### Do this
Reproduce every line of the data below verbatim, without altering any character.

### Records
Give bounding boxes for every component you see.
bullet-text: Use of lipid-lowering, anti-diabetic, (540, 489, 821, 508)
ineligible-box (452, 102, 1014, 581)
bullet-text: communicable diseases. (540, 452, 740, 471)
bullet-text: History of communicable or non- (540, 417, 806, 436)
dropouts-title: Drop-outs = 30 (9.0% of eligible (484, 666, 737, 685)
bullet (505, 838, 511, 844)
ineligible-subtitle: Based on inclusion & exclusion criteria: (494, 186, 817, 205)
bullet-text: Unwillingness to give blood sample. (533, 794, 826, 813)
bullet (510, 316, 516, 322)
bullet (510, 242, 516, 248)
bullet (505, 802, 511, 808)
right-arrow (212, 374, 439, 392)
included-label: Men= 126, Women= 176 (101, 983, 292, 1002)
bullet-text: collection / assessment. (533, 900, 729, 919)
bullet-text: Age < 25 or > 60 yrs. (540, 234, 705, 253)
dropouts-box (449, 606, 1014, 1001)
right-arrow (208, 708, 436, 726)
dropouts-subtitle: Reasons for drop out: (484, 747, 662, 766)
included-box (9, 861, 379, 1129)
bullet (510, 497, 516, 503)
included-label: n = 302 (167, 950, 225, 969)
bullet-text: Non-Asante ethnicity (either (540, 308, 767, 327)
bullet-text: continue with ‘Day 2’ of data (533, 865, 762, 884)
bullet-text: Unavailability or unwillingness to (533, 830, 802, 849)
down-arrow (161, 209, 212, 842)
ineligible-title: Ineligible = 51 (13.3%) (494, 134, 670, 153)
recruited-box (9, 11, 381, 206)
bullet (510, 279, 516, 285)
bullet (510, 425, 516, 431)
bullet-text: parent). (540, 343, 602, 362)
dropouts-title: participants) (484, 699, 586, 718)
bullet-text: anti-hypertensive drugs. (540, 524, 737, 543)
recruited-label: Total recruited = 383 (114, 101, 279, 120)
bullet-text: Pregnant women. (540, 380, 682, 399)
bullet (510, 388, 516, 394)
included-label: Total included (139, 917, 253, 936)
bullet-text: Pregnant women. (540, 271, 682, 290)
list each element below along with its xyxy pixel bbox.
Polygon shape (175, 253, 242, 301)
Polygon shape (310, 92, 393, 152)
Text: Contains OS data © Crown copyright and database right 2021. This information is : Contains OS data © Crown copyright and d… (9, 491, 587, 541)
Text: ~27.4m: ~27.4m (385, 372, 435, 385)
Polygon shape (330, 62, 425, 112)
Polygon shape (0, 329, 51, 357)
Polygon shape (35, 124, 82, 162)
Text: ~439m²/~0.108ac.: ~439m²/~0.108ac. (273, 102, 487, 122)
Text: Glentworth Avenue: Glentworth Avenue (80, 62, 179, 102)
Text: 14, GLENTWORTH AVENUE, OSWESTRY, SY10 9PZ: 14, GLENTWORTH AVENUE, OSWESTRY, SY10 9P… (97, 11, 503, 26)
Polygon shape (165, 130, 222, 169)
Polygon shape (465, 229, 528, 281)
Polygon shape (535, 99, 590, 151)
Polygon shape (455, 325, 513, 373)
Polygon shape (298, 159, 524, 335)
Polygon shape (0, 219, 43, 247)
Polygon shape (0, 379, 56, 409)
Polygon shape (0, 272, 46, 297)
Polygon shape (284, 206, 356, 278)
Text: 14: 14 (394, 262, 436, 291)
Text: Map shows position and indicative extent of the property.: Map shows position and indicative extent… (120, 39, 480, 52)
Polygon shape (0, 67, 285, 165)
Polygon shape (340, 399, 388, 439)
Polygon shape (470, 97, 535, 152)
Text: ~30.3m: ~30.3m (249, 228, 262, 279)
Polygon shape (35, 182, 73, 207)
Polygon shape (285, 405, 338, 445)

### Expected answer
Give bounding boxes for every component you see.
bullet-text: Use of lipid-lowering, anti-diabetic, (540, 489, 821, 508)
ineligible-box (452, 102, 1014, 581)
bullet-text: communicable diseases. (540, 452, 740, 471)
bullet-text: History of communicable or non- (540, 417, 806, 436)
dropouts-title: Drop-outs = 30 (9.0% of eligible (484, 666, 737, 685)
bullet (505, 838, 511, 844)
ineligible-subtitle: Based on inclusion & exclusion criteria: (494, 186, 817, 205)
bullet-text: Unwillingness to give blood sample. (533, 794, 826, 813)
bullet (510, 316, 516, 322)
bullet (510, 242, 516, 248)
bullet (505, 802, 511, 808)
right-arrow (212, 374, 439, 392)
included-label: Men= 126, Women= 176 (101, 983, 292, 1002)
bullet-text: collection / assessment. (533, 900, 729, 919)
bullet-text: Age < 25 or > 60 yrs. (540, 234, 705, 253)
dropouts-box (449, 606, 1014, 1001)
right-arrow (208, 708, 436, 726)
dropouts-subtitle: Reasons for drop out: (484, 747, 662, 766)
included-box (9, 861, 379, 1129)
bullet (510, 497, 516, 503)
included-label: n = 302 (167, 950, 225, 969)
bullet-text: Non-Asante ethnicity (either (540, 308, 767, 327)
bullet-text: continue with ‘Day 2’ of data (533, 865, 762, 884)
bullet-text: Unavailability or unwillingness to (533, 830, 802, 849)
down-arrow (161, 209, 212, 842)
ineligible-title: Ineligible = 51 (13.3%) (494, 134, 670, 153)
recruited-box (9, 11, 381, 206)
bullet (510, 279, 516, 285)
bullet (510, 425, 516, 431)
bullet-text: parent). (540, 343, 602, 362)
dropouts-title: participants) (484, 699, 586, 718)
bullet-text: anti-hypertensive drugs. (540, 524, 737, 543)
recruited-label: Total recruited = 383 (114, 101, 279, 120)
bullet-text: Pregnant women. (540, 380, 682, 399)
bullet (510, 388, 516, 394)
included-label: Total included (139, 917, 253, 936)
bullet-text: Pregnant women. (540, 271, 682, 290)
list each element below along with its xyxy pixel bbox.
Polygon shape (175, 253, 242, 301)
Polygon shape (310, 92, 393, 152)
Text: Contains OS data © Crown copyright and database right 2021. This information is : Contains OS data © Crown copyright and d… (9, 491, 587, 541)
Text: ~27.4m: ~27.4m (385, 372, 435, 385)
Polygon shape (330, 62, 425, 112)
Polygon shape (0, 329, 51, 357)
Polygon shape (35, 124, 82, 162)
Text: ~439m²/~0.108ac.: ~439m²/~0.108ac. (273, 102, 487, 122)
Text: Glentworth Avenue: Glentworth Avenue (80, 62, 179, 102)
Text: 14, GLENTWORTH AVENUE, OSWESTRY, SY10 9PZ: 14, GLENTWORTH AVENUE, OSWESTRY, SY10 9P… (97, 11, 503, 26)
Polygon shape (165, 130, 222, 169)
Polygon shape (465, 229, 528, 281)
Polygon shape (535, 99, 590, 151)
Polygon shape (455, 325, 513, 373)
Polygon shape (298, 159, 524, 335)
Polygon shape (0, 219, 43, 247)
Polygon shape (0, 379, 56, 409)
Polygon shape (0, 272, 46, 297)
Polygon shape (284, 206, 356, 278)
Text: 14: 14 (394, 262, 436, 291)
Text: Map shows position and indicative extent of the property.: Map shows position and indicative extent… (120, 39, 480, 52)
Polygon shape (0, 67, 285, 165)
Polygon shape (340, 399, 388, 439)
Polygon shape (470, 97, 535, 152)
Text: ~30.3m: ~30.3m (249, 228, 262, 279)
Polygon shape (35, 182, 73, 207)
Polygon shape (285, 405, 338, 445)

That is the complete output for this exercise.